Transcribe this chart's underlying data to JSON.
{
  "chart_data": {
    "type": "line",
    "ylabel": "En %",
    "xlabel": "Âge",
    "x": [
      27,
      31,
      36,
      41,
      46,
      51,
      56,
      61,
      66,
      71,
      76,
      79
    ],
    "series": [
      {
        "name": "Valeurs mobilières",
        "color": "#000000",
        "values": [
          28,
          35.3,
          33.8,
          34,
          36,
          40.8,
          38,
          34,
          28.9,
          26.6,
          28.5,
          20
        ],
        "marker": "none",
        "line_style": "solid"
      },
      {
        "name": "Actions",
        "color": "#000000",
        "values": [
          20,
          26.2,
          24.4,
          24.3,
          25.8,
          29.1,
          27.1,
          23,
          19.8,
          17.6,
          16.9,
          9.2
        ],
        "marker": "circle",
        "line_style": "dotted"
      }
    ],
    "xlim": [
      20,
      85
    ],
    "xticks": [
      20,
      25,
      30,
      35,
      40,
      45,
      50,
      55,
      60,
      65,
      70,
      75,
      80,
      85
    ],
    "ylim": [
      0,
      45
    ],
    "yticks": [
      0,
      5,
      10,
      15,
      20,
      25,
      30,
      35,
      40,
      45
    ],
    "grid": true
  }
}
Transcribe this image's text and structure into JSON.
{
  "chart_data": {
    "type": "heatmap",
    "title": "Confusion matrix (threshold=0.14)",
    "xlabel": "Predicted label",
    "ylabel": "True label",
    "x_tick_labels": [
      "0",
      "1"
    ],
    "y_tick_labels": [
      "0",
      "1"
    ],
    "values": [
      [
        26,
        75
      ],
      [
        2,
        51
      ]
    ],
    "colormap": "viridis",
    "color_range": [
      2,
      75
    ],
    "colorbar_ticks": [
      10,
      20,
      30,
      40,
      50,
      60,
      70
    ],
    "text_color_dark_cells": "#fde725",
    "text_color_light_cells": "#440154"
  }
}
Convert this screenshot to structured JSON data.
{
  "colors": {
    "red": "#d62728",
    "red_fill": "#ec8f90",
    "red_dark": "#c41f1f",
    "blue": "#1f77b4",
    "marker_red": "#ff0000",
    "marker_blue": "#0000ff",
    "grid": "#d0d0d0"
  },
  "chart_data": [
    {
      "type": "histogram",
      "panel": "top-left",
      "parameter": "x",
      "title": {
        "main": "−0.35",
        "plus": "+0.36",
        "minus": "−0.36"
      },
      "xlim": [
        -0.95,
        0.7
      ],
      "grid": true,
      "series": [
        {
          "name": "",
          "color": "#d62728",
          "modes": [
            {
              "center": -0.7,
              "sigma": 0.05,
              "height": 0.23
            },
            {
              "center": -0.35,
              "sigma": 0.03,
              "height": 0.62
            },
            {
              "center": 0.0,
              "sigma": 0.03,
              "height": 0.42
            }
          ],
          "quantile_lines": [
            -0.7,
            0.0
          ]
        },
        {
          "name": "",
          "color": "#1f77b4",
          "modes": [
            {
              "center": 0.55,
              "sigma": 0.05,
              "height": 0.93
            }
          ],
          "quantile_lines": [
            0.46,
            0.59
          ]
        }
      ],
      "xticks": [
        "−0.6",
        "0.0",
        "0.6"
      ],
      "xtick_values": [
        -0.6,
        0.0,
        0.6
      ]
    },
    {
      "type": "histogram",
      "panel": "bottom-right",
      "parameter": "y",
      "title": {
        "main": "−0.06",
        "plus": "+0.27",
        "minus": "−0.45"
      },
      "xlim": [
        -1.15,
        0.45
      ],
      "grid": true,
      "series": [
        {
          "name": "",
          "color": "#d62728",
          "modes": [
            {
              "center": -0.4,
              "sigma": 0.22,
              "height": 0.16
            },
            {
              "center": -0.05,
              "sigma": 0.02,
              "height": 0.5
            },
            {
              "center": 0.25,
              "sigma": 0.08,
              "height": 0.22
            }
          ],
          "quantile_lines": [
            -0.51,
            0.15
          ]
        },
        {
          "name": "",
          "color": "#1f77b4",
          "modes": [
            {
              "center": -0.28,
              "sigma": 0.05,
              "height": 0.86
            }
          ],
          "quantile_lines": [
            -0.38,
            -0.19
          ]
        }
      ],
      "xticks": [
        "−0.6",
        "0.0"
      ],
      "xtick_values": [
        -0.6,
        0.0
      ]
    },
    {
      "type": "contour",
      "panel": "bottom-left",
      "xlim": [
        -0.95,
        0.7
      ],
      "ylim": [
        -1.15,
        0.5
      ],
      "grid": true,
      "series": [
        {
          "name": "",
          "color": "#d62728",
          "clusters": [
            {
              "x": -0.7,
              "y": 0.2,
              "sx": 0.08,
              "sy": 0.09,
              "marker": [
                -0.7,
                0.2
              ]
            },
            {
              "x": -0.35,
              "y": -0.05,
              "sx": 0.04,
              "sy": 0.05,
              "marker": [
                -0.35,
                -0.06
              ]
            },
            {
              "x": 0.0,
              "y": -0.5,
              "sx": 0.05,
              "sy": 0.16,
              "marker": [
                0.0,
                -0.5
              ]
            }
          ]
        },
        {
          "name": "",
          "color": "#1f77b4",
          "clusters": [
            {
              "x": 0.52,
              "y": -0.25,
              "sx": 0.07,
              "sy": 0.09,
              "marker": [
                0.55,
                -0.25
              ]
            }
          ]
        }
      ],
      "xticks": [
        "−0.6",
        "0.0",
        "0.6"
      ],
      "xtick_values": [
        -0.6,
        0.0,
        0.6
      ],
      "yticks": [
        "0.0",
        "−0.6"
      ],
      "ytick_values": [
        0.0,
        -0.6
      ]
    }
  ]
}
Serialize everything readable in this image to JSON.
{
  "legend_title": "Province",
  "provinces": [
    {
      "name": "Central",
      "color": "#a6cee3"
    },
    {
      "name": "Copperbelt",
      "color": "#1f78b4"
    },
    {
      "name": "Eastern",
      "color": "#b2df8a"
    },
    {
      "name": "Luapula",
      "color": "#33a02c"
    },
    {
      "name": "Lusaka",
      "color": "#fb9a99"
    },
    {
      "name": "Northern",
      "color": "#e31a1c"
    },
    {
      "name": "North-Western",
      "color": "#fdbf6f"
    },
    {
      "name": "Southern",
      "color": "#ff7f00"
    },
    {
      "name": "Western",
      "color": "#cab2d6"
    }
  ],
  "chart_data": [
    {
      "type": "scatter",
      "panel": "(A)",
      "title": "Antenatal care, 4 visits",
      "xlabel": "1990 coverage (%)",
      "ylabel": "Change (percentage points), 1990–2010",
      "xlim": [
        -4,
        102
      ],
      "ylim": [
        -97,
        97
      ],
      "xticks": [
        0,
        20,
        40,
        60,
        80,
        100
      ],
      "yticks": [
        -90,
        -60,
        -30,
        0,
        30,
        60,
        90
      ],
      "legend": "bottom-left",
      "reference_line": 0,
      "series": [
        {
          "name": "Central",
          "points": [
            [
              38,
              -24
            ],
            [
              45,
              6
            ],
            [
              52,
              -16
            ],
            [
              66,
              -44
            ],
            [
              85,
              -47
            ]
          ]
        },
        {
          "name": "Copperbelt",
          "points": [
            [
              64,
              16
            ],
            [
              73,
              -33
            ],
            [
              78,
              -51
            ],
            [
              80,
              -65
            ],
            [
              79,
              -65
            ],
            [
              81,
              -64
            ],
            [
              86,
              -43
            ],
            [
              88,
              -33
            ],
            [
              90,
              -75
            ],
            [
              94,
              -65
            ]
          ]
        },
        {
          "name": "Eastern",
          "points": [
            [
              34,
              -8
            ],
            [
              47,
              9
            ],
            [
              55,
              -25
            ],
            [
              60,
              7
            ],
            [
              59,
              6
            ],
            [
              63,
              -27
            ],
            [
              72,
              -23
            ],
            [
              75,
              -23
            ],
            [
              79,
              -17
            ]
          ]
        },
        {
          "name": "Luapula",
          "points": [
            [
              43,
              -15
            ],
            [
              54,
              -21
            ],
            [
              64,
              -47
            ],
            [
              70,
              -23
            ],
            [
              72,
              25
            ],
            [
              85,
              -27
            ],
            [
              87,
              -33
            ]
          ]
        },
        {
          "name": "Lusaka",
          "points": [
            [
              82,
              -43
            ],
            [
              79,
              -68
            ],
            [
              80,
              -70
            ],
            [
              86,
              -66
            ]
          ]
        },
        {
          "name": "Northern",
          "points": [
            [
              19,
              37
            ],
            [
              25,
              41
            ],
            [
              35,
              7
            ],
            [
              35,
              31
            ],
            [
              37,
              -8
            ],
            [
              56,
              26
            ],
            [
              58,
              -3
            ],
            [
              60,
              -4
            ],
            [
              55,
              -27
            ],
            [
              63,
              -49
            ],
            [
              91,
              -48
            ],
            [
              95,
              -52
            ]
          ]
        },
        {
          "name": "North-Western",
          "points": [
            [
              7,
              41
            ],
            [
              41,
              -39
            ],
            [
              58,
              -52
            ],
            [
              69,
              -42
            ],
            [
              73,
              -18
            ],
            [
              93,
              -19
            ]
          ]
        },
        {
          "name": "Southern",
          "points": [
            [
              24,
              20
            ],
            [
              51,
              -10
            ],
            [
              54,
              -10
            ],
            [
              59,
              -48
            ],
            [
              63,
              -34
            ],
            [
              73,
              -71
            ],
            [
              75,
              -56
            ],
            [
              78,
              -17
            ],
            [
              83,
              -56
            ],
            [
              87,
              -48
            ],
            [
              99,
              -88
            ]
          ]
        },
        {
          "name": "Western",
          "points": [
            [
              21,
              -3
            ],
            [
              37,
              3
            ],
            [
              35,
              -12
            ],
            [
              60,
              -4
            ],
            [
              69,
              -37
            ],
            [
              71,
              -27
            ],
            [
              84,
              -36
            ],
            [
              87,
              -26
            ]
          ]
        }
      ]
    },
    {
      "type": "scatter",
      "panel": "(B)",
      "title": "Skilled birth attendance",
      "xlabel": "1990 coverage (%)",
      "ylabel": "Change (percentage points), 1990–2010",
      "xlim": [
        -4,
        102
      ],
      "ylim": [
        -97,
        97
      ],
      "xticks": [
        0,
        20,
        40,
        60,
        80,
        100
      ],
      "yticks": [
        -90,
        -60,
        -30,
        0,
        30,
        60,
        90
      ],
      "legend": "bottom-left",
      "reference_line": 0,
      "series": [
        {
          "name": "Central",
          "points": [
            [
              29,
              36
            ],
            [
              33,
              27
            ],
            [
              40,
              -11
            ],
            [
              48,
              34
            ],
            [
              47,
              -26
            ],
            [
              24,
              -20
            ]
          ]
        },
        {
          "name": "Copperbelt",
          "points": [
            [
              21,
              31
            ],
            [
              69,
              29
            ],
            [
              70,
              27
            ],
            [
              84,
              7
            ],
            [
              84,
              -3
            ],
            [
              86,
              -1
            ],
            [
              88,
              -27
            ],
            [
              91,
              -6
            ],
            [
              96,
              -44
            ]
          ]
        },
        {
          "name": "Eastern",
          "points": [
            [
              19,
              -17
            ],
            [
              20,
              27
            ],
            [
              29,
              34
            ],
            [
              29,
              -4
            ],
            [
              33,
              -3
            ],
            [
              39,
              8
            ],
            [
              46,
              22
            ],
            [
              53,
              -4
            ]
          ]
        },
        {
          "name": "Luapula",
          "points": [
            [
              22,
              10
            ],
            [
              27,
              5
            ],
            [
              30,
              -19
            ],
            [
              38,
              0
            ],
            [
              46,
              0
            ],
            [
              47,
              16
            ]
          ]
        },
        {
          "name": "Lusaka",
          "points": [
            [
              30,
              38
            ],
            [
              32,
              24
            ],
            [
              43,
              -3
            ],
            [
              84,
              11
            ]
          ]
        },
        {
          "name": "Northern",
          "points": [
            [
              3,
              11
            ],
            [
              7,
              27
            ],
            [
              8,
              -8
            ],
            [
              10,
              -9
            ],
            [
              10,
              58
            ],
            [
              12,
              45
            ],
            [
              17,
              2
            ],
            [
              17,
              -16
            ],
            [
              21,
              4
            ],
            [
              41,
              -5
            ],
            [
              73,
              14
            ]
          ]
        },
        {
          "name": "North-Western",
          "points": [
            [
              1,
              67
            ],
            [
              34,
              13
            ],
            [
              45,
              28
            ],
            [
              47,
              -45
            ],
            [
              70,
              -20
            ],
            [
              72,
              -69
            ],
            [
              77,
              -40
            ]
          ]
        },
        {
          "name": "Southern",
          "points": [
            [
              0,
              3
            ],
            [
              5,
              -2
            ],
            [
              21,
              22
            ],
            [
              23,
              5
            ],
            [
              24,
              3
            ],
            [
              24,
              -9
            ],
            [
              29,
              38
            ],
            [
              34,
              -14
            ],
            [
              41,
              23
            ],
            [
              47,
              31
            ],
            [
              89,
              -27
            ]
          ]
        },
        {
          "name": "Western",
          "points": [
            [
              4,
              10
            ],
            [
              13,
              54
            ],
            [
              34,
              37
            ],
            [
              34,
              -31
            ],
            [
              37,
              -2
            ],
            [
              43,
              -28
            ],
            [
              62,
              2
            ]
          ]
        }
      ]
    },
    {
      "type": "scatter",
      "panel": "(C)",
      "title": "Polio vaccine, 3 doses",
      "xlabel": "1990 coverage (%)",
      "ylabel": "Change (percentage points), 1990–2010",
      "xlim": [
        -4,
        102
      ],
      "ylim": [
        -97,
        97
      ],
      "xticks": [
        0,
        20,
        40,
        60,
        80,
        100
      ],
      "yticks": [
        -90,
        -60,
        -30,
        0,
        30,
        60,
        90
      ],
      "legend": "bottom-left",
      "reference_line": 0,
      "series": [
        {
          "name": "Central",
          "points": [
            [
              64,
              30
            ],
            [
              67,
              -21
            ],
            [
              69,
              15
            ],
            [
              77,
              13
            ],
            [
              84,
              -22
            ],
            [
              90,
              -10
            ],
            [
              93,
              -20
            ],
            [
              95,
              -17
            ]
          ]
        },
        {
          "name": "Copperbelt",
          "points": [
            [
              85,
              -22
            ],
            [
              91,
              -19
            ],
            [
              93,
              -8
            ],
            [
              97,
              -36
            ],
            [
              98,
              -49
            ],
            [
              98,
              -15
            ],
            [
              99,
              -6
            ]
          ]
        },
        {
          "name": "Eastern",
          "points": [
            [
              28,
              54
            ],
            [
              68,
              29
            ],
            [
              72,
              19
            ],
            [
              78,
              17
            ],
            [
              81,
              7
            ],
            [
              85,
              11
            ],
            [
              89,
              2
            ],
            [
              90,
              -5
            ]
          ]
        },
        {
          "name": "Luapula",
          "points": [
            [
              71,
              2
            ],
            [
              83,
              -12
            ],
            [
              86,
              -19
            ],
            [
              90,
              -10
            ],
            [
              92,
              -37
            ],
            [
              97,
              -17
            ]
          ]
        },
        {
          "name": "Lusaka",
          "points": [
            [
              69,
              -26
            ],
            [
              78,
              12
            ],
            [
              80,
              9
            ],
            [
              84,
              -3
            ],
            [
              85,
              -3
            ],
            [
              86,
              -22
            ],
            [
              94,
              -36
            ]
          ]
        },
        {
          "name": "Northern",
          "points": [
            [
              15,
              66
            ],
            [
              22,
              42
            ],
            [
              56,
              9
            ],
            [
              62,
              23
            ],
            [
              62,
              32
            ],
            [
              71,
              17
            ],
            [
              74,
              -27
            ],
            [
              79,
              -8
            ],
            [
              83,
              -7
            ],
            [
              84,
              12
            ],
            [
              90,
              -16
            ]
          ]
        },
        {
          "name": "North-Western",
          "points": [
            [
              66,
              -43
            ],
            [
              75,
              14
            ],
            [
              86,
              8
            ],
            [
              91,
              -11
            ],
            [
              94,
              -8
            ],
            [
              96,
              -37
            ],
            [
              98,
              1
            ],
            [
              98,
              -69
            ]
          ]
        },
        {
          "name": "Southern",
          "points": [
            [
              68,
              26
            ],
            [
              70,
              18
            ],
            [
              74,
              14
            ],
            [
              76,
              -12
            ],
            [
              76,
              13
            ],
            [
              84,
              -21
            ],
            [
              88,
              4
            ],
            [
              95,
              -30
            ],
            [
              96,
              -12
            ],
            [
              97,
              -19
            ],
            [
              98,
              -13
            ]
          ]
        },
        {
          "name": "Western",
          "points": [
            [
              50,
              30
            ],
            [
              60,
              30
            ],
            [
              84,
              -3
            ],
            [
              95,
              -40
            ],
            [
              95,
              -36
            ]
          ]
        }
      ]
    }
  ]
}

----------------

Look through the lines above and collect those with the word "this".

Transcribe this chart's underlying data to JSON.
Transcribe this image's text and structure into JSON.
Convert this screenshot to structured JSON data.
Serialize everything readable in this image to JSON.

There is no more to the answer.